* _Task statement_
Count every line that holds the string "reviews", and report the number alone.

** START Records to process **

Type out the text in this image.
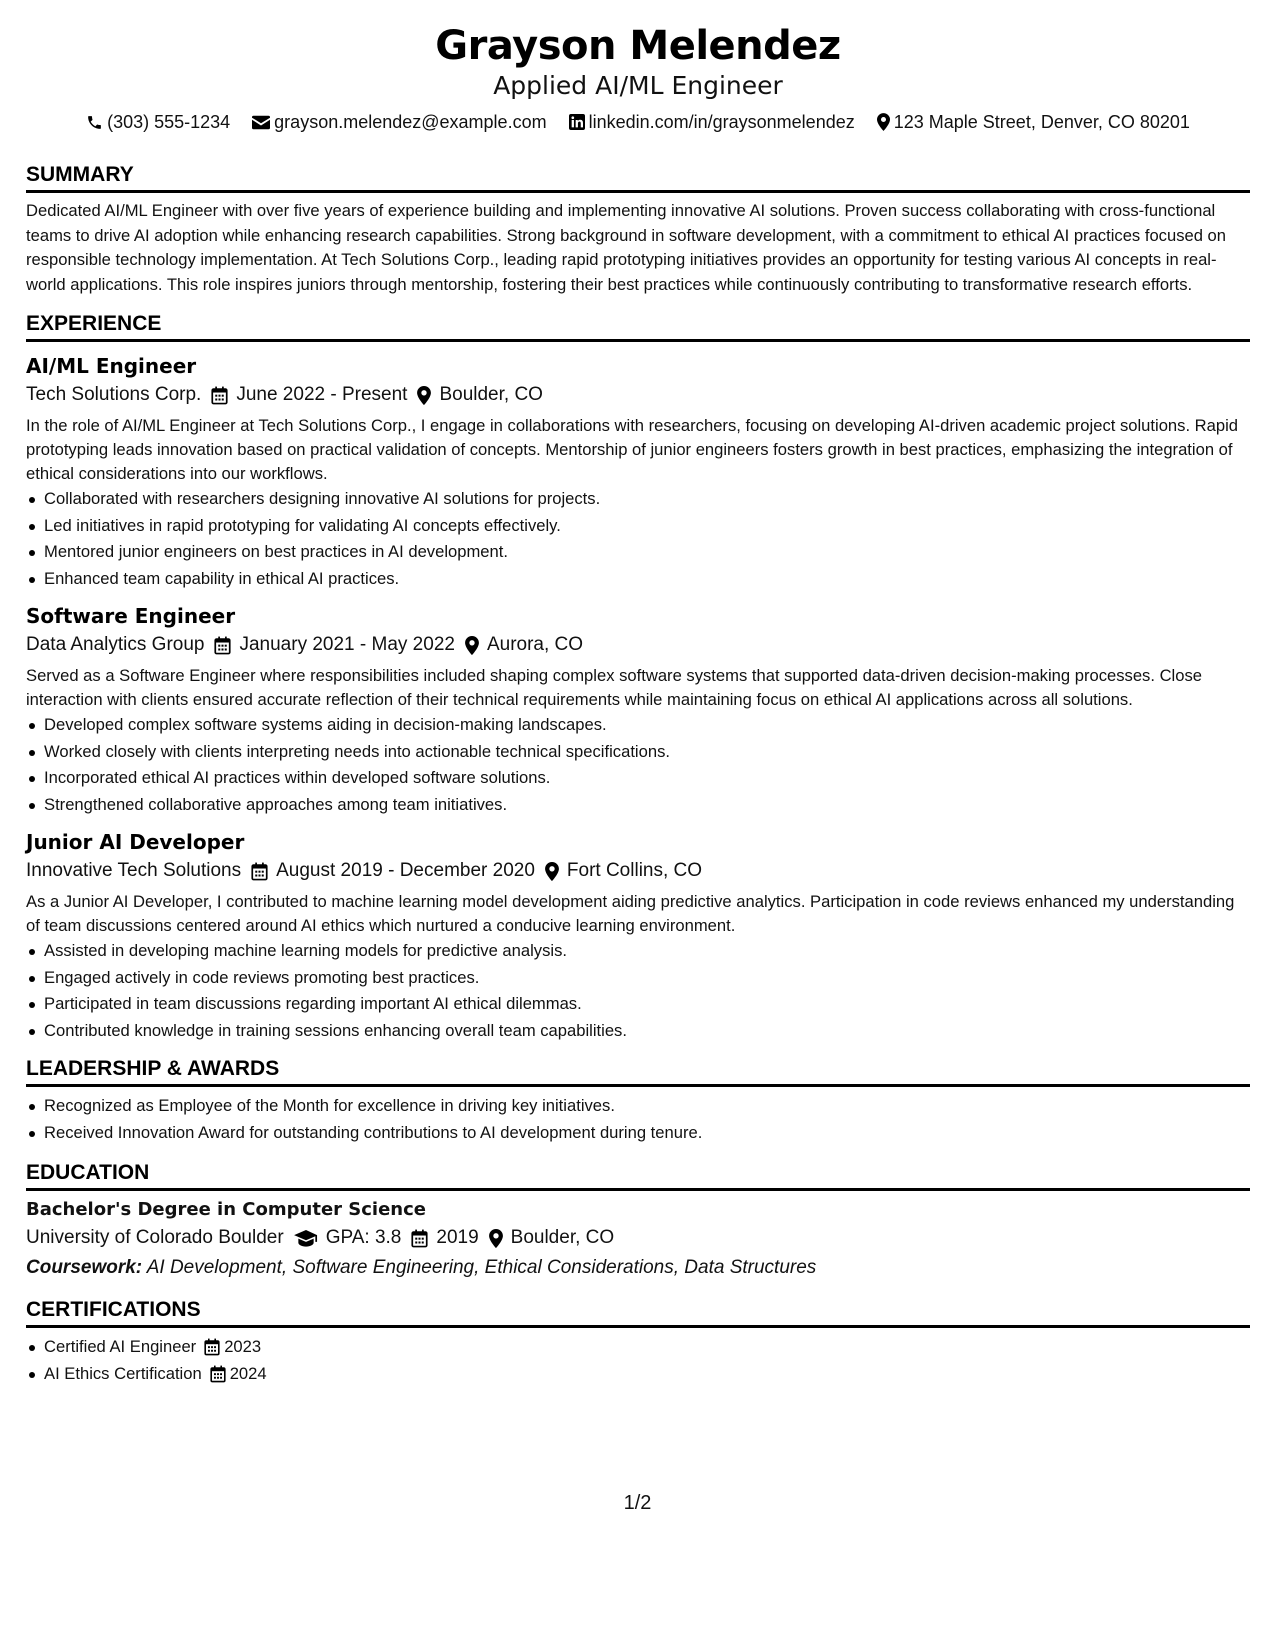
Grayson Melendez
Applied AI/ML Engineer
(303) 555-1234 grayson.melendez@example.com linkedin.com/in/graysonmelendez 123 Maple Street, Denver, CO 80201
SUMMARY
Dedicated AI/ML Engineer with over five years of experience building and implementing innovative AI solutions. Proven success collaborating with cross-functional teams to drive AI adoption while enhancing research capabilities. Strong background in software development, with a commitment to ethical AI practices focused on responsible technology implementation. At Tech Solutions Corp., leading rapid prototyping initiatives provides an opportunity for testing various AI concepts in real-world applications. This role inspires juniors through mentorship, fostering their best practices while continuously contributing to transformative research efforts.
EXPERIENCE
AI/ML Engineer
Tech Solutions Corp. June 2022 - Present Boulder, CO
In the role of AI/ML Engineer at Tech Solutions Corp., I engage in collaborations with researchers, focusing on developing AI-driven academic project solutions. Rapid prototyping leads innovation based on practical validation of concepts. Mentorship of junior engineers fosters growth in best practices, emphasizing the integration of ethical considerations into our workflows.
Collaborated with researchers designing innovative AI solutions for projects.
Led initiatives in rapid prototyping for validating AI concepts effectively.
Mentored junior engineers on best practices in AI development.
Enhanced team capability in ethical AI practices.
Software Engineer
Data Analytics Group January 2021 - May 2022 Aurora, CO
Served as a Software Engineer where responsibilities included shaping complex software systems that supported data-driven decision-making processes. Close interaction with clients ensured accurate reflection of their technical requirements while maintaining focus on ethical AI applications across all solutions.
Developed complex software systems aiding in decision-making landscapes.
Worked closely with clients interpreting needs into actionable technical specifications.
Incorporated ethical AI practices within developed software solutions.
Strengthened collaborative approaches among team initiatives.
Junior AI Developer
Innovative Tech Solutions August 2019 - December 2020 Fort Collins, CO
As a Junior AI Developer, I contributed to machine learning model development aiding predictive analytics. Participation in code reviews enhanced my understanding of team discussions centered around AI ethics which nurtured a conducive learning environment.
Assisted in developing machine learning models for predictive analysis.
Engaged actively in code reviews promoting best practices.
Participated in team discussions regarding important AI ethical dilemmas.
Contributed knowledge in training sessions enhancing overall team capabilities.
LEADERSHIP & AWARDS
Recognized as Employee of the Month for excellence in driving key initiatives.
Received Innovation Award for outstanding contributions to AI development during tenure.
EDUCATION
Bachelor's Degree in Computer Science
University of Colorado Boulder GPA: 3.8 2019 Boulder, CO
Coursework: AI Development, Software Engineering, Ethical Considerations, Data Structures
CERTIFICATIONS
Certified AI Engineer 2023
AI Ethics Certification 2024
1/2
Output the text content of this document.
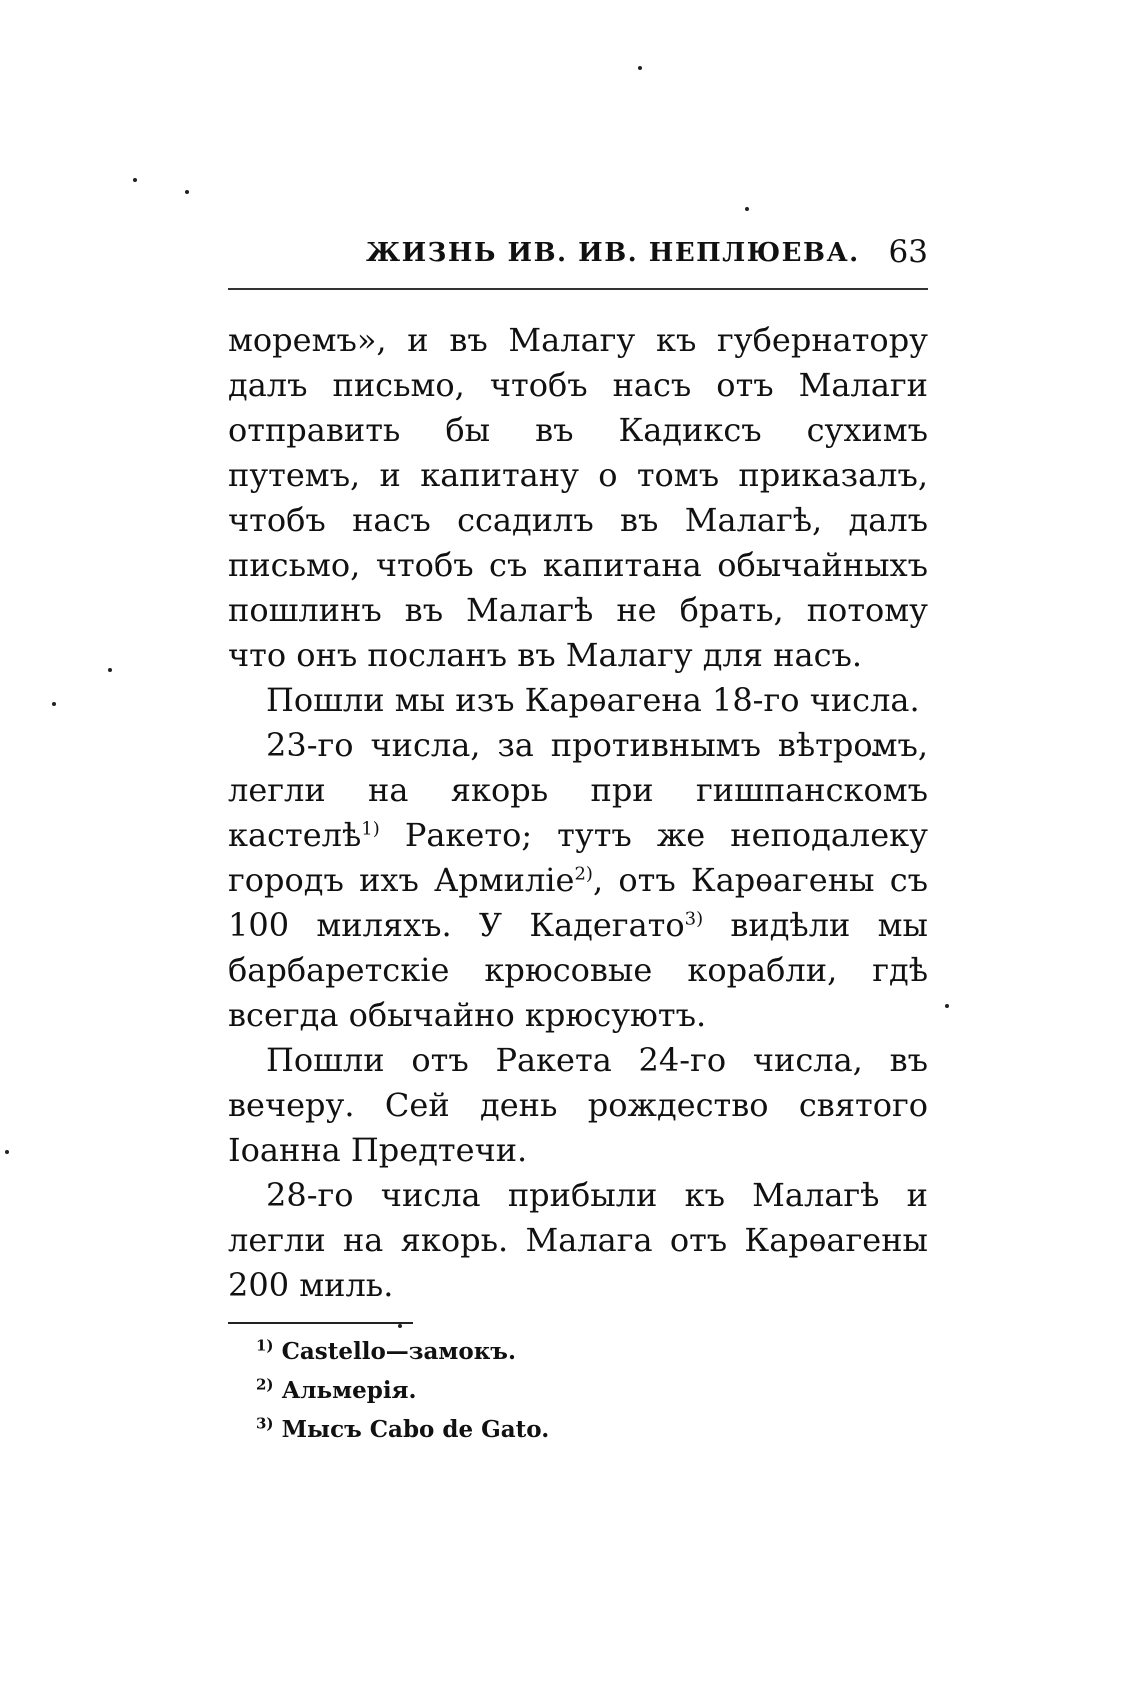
ЖИЗНЬ ИВ. ИВ. НЕПЛЮЕВА. 63

моремъ», и въ Малагу къ губернатору далъ письмо, чтобъ насъ отъ Малаги отправить бы въ Кадиксъ сухимъ путемъ, и капитану о томъ приказалъ, чтобъ насъ ссадилъ въ Малагѣ, далъ письмо, чтобъ съ капитана обычайныхъ пошлинъ въ Малагѣ не брать, потому что онъ посланъ въ Малагу для насъ.

Пошли мы изъ Карѳагена 18-го числа.

23-го числа, за противнымъ вѣтромъ, легли на якорь при гишпанскомъ кастелѣ$^{1)}$ Ракето; тутъ же неподалеку городъ ихъ Армиліе$^{2)}$, отъ Карѳагены съ 100 миляхъ. У Кадегато$^{3)}$ видѣли мы барбаретскіе крюсовые корабли, гдѣ всегда обычайно крюсуютъ.

Пошли отъ Ракета 24-го числа, въ вечеру. Сей день рождество святого Іоанна Предтечи.

28-го числа прибыли къ Малагѣ и легли на якорь. Малага отъ Карѳагены 200 миль.

$^{1)}$ Castello—замокъ.
$^{2)}$ Альмерія.
$^{3)}$ Мысъ Cabo de Gato.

** END Records to process **

* _Solution for this exercise_
2